(Saved data entries)

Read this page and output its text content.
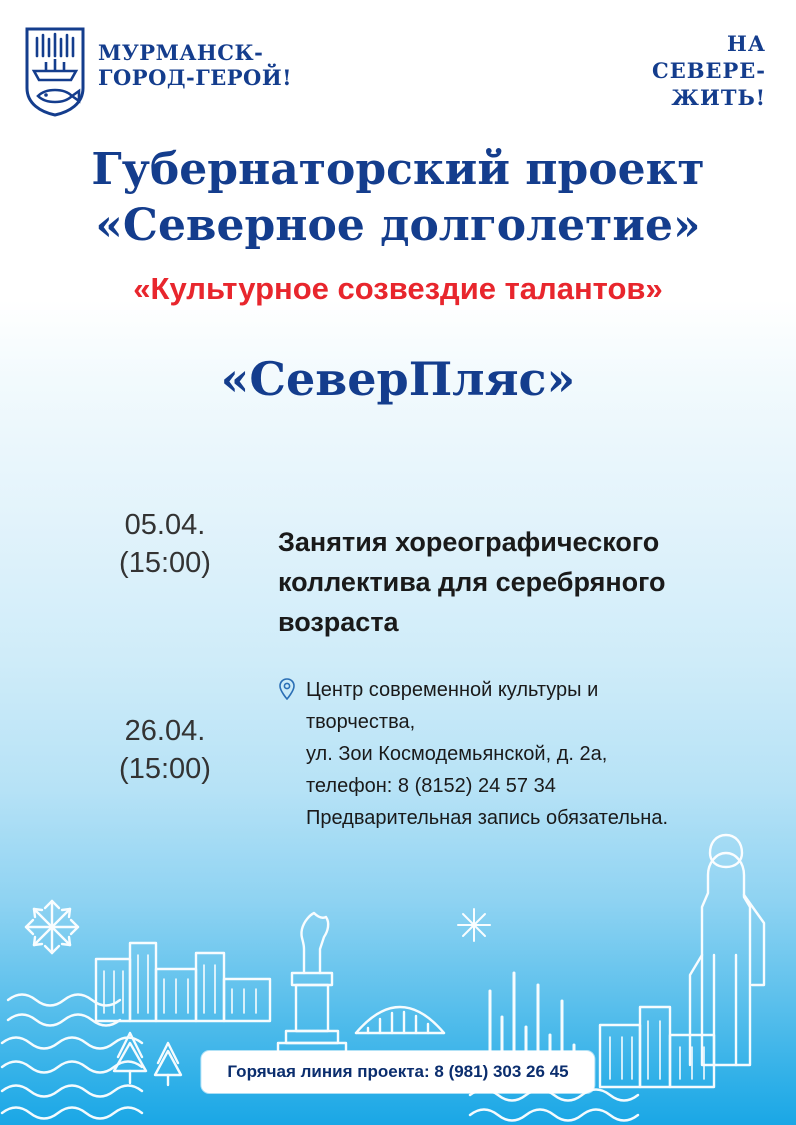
МУРМАНСК-
ГОРОД-ГЕРОЙ!
НА
СЕВЕРЕ-
ЖИТЬ!
Губернаторский проект
«Северное долголетие»
«Культурное созвездие талантов»
«СеверПляс»
05.04.
(15:00)
26.04.
(15:00)
Занятия хореографического коллектива для серебряного возраста
Центр современной культуры и творчества,
ул. Зои Космодемьянской, д. 2а,
телефон: 8 (8152) 24 57 34
Предварительная запись обязательна.
Горячая линия проекта: 8 (981) 303 26 45
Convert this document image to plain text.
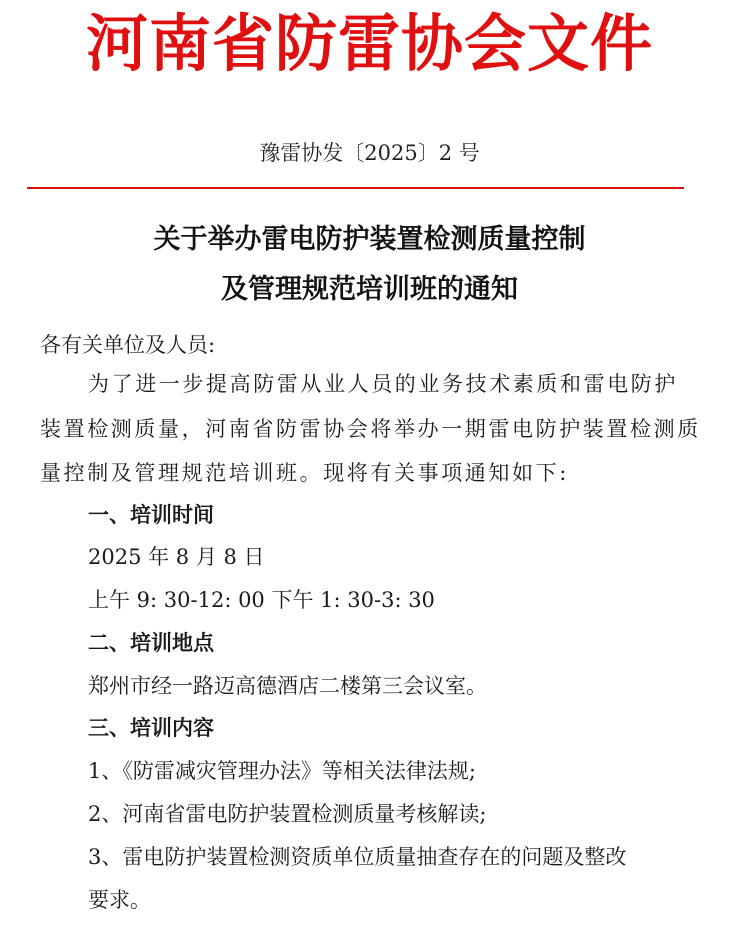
河南省防雷协会文件
豫雷协发〔2025〕2 号
关于举办雷电防护装置检测质量控制
及管理规范培训班的通知
各有关单位及人员:
为了进一步提高防雷从业人员的业务技术素质和雷电防护
装置检测质量，河南省防雷协会将举办一期雷电防护装置检测质
量控制及管理规范培训班。现将有关事项通知如下:
一、培训时间
2025 年 8 月 8 日
上午 9: 30-12: 00 下午 1: 30-3: 30
二、培训地点
郑州市经一路迈高德酒店二楼第三会议室。
三、培训内容
1、《防雷减灾管理办法》等相关法律法规;
2、河南省雷电防护装置检测质量考核解读;
3、雷电防护装置检测资质单位质量抽查存在的问题及整改
要求。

Do this: Transcribe the material exactly, and leave out whatever pictures it holds.

Full response:
Read this page and output its text content.
МУРМАНСК-
ГОРОД-ГЕРОЙ!
НА
СЕВЕРЕ-
ЖИТЬ!
Губернаторский проект
«Северное долголетие»
«Культурное созвездие талантов»
«СеверПляс»
05.04.
(15:00)
26.04.
(15:00)
Занятия хореографического коллектива для серебряного возраста
Центр современной культуры и творчества,
ул. Зои Космодемьянской, д. 2а,
телефон: 8 (8152) 24 57 34
Предварительная запись обязательна.
Горячая линия проекта: 8 (981) 303 26 45
Convert this document image to plain text.
河南省防雷协会文件
豫雷协发〔2025〕2 号
关于举办雷电防护装置检测质量控制
及管理规范培训班的通知
各有关单位及人员:
为了进一步提高防雷从业人员的业务技术素质和雷电防护
装置检测质量，河南省防雷协会将举办一期雷电防护装置检测质
量控制及管理规范培训班。现将有关事项通知如下:
一、培训时间
2025 年 8 月 8 日
上午 9: 30-12: 00 下午 1: 30-3: 30
二、培训地点
郑州市经一路迈高德酒店二楼第三会议室。
三、培训内容
1、《防雷减灾管理办法》等相关法律法规;
2、河南省雷电防护装置检测质量考核解读;
3、雷电防护装置检测资质单位质量抽查存在的问题及整改
要求。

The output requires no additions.